Spot every line with the word "ylabel" and return it.

◆ RAW RECORDS
>> START

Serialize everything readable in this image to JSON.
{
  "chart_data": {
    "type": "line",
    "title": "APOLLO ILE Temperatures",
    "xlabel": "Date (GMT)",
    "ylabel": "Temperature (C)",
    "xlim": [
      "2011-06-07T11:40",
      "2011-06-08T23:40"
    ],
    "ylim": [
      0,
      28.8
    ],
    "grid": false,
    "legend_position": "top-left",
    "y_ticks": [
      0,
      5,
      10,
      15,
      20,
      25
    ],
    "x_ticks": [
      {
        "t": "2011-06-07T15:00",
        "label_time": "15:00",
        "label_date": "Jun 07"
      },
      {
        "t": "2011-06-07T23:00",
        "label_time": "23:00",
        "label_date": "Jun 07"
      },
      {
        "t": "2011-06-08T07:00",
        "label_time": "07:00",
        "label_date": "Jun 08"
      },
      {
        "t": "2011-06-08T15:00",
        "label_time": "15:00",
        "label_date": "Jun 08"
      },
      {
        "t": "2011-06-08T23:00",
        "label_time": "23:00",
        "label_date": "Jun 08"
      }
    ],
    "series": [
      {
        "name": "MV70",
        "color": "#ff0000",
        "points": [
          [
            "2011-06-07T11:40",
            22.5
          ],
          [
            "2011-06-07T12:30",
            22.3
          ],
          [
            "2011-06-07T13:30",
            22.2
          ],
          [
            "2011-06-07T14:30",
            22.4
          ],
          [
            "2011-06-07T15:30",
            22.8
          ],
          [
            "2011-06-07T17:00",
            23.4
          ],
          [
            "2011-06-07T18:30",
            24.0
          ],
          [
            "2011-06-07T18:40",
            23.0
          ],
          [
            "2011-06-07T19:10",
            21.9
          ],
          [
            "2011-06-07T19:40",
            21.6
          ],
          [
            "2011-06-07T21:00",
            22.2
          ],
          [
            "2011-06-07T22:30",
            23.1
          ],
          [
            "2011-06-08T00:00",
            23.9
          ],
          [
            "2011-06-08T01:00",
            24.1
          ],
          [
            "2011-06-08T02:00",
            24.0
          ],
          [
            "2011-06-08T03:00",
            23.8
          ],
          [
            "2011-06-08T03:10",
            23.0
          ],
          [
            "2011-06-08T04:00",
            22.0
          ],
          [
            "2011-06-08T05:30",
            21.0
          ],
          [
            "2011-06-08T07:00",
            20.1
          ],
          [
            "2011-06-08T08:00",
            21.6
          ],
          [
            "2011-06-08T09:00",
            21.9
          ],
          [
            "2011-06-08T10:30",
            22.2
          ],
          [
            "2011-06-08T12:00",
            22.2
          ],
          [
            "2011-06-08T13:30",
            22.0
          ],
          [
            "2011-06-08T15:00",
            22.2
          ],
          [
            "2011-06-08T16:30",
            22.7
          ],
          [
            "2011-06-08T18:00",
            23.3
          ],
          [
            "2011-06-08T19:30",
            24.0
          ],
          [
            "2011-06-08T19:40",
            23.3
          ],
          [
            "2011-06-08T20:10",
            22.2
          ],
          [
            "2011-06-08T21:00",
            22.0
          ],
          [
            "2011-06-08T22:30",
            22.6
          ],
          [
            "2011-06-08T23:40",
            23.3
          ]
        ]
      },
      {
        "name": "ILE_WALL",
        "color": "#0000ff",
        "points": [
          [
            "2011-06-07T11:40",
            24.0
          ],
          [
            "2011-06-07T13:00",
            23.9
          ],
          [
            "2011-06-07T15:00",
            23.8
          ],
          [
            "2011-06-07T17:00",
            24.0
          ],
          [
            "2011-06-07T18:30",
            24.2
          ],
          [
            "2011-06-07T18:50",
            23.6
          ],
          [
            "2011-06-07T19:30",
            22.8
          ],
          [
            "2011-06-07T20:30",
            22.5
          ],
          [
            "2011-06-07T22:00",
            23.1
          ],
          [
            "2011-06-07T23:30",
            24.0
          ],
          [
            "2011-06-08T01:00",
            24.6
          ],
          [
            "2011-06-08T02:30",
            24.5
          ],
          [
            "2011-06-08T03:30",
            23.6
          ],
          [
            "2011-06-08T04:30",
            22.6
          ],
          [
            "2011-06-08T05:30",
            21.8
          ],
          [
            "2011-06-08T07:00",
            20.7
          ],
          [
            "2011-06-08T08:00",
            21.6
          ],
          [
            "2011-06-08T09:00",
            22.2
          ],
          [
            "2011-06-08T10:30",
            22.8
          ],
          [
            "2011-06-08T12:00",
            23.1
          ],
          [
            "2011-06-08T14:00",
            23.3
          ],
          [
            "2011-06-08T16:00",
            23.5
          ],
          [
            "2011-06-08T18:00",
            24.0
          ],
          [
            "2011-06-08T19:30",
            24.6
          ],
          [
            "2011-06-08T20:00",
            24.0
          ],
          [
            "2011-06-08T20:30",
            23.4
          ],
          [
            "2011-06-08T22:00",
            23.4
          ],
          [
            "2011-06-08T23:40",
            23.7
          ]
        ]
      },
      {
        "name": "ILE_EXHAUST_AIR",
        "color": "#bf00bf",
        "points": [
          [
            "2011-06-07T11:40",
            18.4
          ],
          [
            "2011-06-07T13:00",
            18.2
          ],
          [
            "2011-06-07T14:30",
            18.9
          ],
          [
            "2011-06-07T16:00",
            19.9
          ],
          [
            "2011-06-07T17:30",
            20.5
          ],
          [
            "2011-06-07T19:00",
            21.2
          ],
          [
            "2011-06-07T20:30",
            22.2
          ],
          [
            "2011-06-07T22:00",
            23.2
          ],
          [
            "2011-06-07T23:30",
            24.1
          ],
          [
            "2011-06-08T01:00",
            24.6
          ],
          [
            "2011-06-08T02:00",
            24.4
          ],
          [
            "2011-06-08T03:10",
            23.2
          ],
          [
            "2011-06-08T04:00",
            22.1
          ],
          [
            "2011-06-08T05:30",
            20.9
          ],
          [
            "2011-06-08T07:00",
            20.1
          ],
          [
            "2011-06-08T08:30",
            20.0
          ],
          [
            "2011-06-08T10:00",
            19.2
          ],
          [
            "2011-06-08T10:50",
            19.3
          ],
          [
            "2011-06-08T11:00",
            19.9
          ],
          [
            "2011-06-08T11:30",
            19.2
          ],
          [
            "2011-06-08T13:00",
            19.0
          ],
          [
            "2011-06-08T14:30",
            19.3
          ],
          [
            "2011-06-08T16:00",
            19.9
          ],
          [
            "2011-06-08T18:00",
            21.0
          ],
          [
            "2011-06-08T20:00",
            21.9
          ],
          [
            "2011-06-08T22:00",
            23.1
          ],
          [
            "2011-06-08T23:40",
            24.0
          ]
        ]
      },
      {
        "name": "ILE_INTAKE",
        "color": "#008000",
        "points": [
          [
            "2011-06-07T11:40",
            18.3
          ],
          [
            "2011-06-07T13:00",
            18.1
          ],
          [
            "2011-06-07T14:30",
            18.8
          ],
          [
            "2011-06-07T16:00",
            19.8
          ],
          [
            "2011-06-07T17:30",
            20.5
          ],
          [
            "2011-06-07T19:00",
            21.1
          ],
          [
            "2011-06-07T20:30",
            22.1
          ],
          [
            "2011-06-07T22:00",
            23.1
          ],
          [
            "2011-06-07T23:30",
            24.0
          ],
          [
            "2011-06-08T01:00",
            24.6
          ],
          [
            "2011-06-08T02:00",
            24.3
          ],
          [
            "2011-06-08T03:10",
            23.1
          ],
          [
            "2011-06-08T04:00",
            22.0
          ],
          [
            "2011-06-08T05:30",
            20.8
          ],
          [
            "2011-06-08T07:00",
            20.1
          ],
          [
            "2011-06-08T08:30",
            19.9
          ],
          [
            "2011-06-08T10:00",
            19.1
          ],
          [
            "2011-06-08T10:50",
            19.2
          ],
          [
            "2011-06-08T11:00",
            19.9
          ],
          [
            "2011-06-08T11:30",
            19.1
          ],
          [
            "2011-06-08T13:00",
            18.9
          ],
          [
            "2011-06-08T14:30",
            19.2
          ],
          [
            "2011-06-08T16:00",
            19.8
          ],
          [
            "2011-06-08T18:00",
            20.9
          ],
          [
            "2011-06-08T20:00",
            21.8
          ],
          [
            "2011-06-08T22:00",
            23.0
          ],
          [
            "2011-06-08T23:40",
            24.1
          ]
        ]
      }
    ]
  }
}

>> END
>> START

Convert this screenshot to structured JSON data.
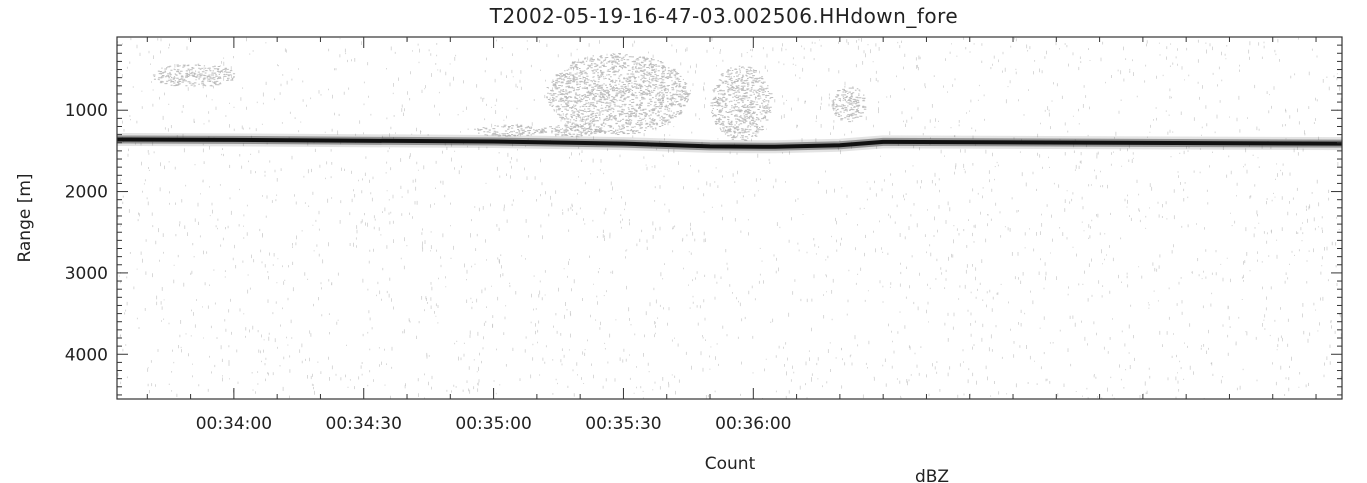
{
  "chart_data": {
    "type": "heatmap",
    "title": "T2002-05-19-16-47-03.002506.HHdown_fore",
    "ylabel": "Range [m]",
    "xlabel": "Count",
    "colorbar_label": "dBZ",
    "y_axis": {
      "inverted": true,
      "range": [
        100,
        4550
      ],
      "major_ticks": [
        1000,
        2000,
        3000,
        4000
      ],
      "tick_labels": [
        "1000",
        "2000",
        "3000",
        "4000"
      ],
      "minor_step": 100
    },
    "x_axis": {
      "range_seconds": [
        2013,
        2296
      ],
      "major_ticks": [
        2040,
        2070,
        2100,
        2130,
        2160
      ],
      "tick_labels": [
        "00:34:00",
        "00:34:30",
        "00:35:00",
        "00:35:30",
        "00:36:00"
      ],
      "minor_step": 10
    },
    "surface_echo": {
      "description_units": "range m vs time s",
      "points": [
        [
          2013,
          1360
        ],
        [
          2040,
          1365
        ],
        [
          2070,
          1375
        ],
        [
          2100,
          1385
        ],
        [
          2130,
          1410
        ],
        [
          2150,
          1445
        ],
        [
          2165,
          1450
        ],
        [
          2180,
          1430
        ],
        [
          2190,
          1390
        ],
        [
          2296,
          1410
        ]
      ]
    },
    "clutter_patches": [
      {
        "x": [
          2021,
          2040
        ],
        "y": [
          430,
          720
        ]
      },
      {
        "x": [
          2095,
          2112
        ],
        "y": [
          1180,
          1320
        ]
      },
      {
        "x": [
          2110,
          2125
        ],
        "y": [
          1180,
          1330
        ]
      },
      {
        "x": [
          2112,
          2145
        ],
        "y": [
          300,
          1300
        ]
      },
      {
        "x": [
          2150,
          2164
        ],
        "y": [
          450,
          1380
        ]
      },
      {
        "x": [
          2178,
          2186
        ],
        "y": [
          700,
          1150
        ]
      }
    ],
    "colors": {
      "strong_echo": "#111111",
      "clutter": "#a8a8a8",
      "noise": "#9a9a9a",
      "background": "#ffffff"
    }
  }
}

>> END
>> START

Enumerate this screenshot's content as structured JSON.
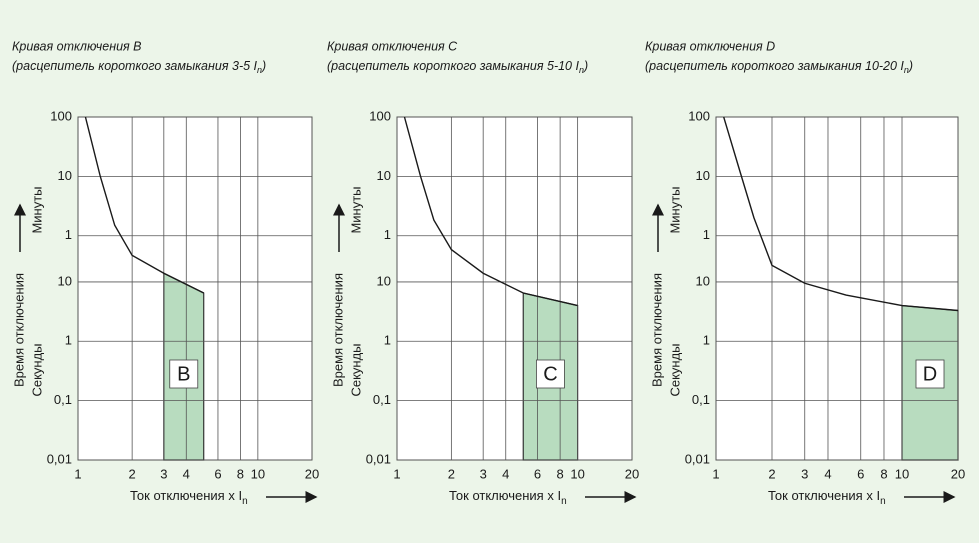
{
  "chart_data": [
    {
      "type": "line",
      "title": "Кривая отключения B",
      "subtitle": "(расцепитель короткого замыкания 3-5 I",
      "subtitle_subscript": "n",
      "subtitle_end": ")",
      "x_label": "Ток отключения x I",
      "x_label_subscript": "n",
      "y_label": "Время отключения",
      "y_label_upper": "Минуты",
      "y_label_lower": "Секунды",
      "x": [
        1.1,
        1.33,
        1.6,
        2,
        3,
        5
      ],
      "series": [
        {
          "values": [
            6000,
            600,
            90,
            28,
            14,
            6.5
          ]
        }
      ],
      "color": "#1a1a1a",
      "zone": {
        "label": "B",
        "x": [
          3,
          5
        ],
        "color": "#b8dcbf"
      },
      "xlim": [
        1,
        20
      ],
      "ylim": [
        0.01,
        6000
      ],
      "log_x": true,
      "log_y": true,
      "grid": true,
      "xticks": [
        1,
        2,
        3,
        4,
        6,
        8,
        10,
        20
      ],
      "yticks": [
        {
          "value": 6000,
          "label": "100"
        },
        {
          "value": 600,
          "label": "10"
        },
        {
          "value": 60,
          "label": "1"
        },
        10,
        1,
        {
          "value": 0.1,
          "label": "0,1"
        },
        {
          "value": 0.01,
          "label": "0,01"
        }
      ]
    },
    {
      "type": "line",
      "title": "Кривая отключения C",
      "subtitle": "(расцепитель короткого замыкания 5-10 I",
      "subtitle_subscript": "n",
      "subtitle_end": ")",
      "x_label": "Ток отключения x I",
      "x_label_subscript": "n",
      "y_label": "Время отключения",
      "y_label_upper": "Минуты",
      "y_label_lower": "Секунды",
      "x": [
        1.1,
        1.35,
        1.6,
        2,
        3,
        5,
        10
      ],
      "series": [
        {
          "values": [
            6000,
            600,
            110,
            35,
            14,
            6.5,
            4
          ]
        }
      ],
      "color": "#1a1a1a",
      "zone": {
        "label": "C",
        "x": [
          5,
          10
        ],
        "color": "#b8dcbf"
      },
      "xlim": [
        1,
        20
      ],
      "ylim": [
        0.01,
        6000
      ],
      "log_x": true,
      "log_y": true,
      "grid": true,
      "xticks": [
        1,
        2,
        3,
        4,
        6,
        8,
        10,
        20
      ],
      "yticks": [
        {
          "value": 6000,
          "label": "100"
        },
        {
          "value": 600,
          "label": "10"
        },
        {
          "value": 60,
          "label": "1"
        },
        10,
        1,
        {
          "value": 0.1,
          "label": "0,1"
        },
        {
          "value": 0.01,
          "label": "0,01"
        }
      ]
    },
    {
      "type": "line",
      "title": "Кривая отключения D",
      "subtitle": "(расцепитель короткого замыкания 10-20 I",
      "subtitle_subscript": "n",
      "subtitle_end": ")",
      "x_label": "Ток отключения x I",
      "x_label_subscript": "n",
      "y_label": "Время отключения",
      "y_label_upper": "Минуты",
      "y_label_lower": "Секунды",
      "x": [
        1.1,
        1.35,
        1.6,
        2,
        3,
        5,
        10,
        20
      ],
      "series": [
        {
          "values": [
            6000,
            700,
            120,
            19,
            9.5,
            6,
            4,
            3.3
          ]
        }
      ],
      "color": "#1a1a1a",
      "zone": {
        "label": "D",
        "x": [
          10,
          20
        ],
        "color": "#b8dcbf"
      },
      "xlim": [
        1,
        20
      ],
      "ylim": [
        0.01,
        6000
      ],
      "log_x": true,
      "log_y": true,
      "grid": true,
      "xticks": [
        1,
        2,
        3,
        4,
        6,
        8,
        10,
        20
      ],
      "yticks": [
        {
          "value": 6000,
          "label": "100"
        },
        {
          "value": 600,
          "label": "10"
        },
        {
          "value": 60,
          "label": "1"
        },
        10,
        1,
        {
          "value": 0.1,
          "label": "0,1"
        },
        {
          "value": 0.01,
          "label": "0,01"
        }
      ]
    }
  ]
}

>> END

◆ SOLVED PROBLEM
    "ylabel": "Temperature (C)",
    "ylabel": "Range [m]",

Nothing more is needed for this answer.